Work to do:
Each entry below should be echoed exactly, with pictures omitted.
····················
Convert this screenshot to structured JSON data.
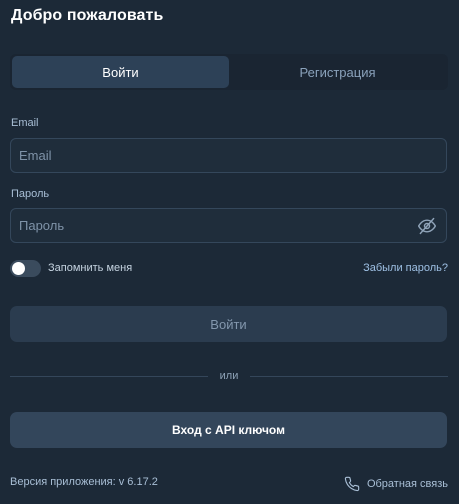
{
  "header": {
    "title": "Добро пожаловать"
  },
  "tabs": [
    {
      "label": "Войти",
      "active": true
    },
    {
      "label": "Регистрация",
      "active": false
    }
  ],
  "form": {
    "email": {
      "label": "Email",
      "placeholder": "Email",
      "value": ""
    },
    "password": {
      "label": "Пароль",
      "placeholder": "Пароль",
      "value": "",
      "toggle_icon": "eye-off-icon"
    },
    "remember": {
      "label": "Запомнить меня",
      "checked": false
    },
    "forgot_label": "Забыли пароль?",
    "submit_label": "Войти",
    "divider_label": "или",
    "api_key_label": "Вход с API ключом"
  },
  "footer": {
    "version_label": "Версия приложения: v 6.17.2",
    "feedback_label": "Обратная связь",
    "feedback_icon": "phone-icon"
  },
  "colors": {
    "background": "#1c2937",
    "tab_active": "#2d4157",
    "link": "#9ec0e4",
    "button_disabled": "#2b3c4f",
    "button_secondary": "#33465b"
  }
}
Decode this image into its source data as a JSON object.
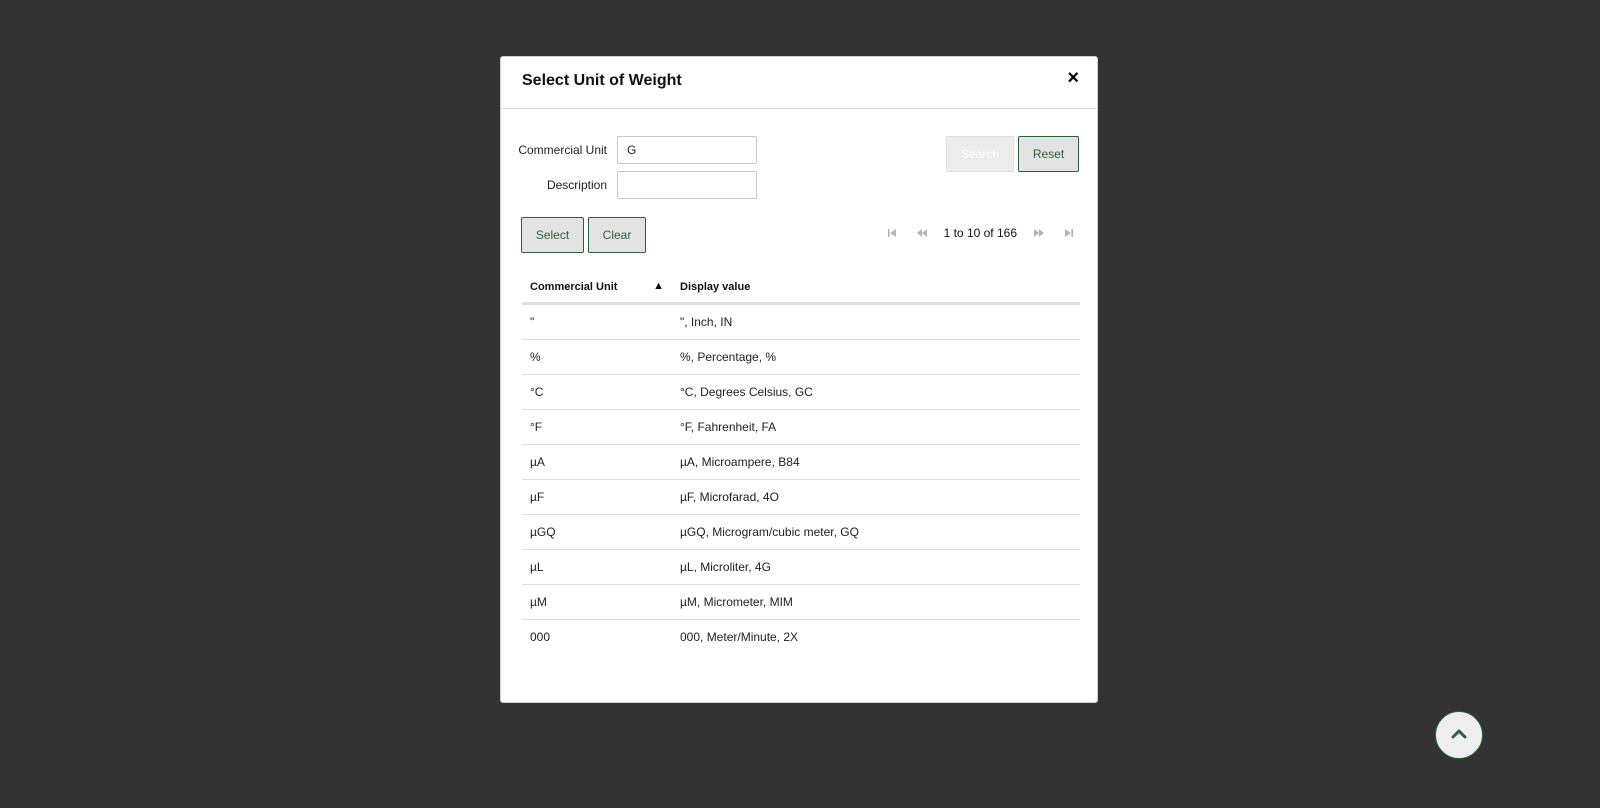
{
  "modal": {
    "title": "Select Unit of Weight",
    "close_glyph": "×"
  },
  "filters": {
    "commercial_unit_label": "Commercial Unit",
    "commercial_unit_value": "G",
    "description_label": "Description",
    "description_value": ""
  },
  "buttons": {
    "search": "Search",
    "reset": "Reset",
    "select": "Select",
    "clear": "Clear"
  },
  "pager": {
    "text": "1 to 10 of 166",
    "first_icon": "first-page-icon",
    "prev_icon": "previous-page-icon",
    "next_icon": "next-page-icon",
    "last_icon": "last-page-icon"
  },
  "grid": {
    "columns": [
      "Commercial Unit",
      "Display value"
    ],
    "sort_indicator": "▲",
    "rows": [
      {
        "unit": "\"",
        "display": "\", Inch, IN"
      },
      {
        "unit": "%",
        "display": "%, Percentage, %"
      },
      {
        "unit": "°C",
        "display": "°C, Degrees Celsius, GC"
      },
      {
        "unit": "°F",
        "display": "°F, Fahrenheit, FA"
      },
      {
        "unit": "µA",
        "display": "µA, Microampere, B84"
      },
      {
        "unit": "µF",
        "display": "µF, Microfarad, 4O"
      },
      {
        "unit": "µGQ",
        "display": "µGQ, Microgram/cubic meter, GQ"
      },
      {
        "unit": "µL",
        "display": "µL, Microliter, 4G"
      },
      {
        "unit": "µM",
        "display": "µM, Micrometer, MIM"
      },
      {
        "unit": "000",
        "display": "000, Meter/Minute, 2X"
      }
    ]
  },
  "scroll_top_icon": "chevron-up-icon",
  "colors": {
    "backdrop": "#333333",
    "accent": "#2f5f3a",
    "button_bg": "#e3e3e3"
  }
}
····················
Task answer:
Convert this screenshot to structured JSON data.
{
  "header": {
    "title": "Добро пожаловать"
  },
  "tabs": [
    {
      "label": "Войти",
      "active": true
    },
    {
      "label": "Регистрация",
      "active": false
    }
  ],
  "form": {
    "email": {
      "label": "Email",
      "placeholder": "Email",
      "value": ""
    },
    "password": {
      "label": "Пароль",
      "placeholder": "Пароль",
      "value": "",
      "toggle_icon": "eye-off-icon"
    },
    "remember": {
      "label": "Запомнить меня",
      "checked": false
    },
    "forgot_label": "Забыли пароль?",
    "submit_label": "Войти",
    "divider_label": "или",
    "api_key_label": "Вход с API ключом"
  },
  "footer": {
    "version_label": "Версия приложения: v 6.17.2",
    "feedback_label": "Обратная связь",
    "feedback_icon": "phone-icon"
  },
  "colors": {
    "background": "#1c2937",
    "tab_active": "#2d4157",
    "link": "#9ec0e4",
    "button_disabled": "#2b3c4f",
    "button_secondary": "#33465b"
  }
}
Decode this image into its source data as a JSON object.
{
  "modal": {
    "title": "Select Unit of Weight",
    "close_glyph": "×"
  },
  "filters": {
    "commercial_unit_label": "Commercial Unit",
    "commercial_unit_value": "G",
    "description_label": "Description",
    "description_value": ""
  },
  "buttons": {
    "search": "Search",
    "reset": "Reset",
    "select": "Select",
    "clear": "Clear"
  },
  "pager": {
    "text": "1 to 10 of 166",
    "first_icon": "first-page-icon",
    "prev_icon": "previous-page-icon",
    "next_icon": "next-page-icon",
    "last_icon": "last-page-icon"
  },
  "grid": {
    "columns": [
      "Commercial Unit",
      "Display value"
    ],
    "sort_indicator": "▲",
    "rows": [
      {
        "unit": "\"",
        "display": "\", Inch, IN"
      },
      {
        "unit": "%",
        "display": "%, Percentage, %"
      },
      {
        "unit": "°C",
        "display": "°C, Degrees Celsius, GC"
      },
      {
        "unit": "°F",
        "display": "°F, Fahrenheit, FA"
      },
      {
        "unit": "µA",
        "display": "µA, Microampere, B84"
      },
      {
        "unit": "µF",
        "display": "µF, Microfarad, 4O"
      },
      {
        "unit": "µGQ",
        "display": "µGQ, Microgram/cubic meter, GQ"
      },
      {
        "unit": "µL",
        "display": "µL, Microliter, 4G"
      },
      {
        "unit": "µM",
        "display": "µM, Micrometer, MIM"
      },
      {
        "unit": "000",
        "display": "000, Meter/Minute, 2X"
      }
    ]
  },
  "scroll_top_icon": "chevron-up-icon",
  "colors": {
    "backdrop": "#333333",
    "accent": "#2f5f3a",
    "button_bg": "#e3e3e3"
  }
}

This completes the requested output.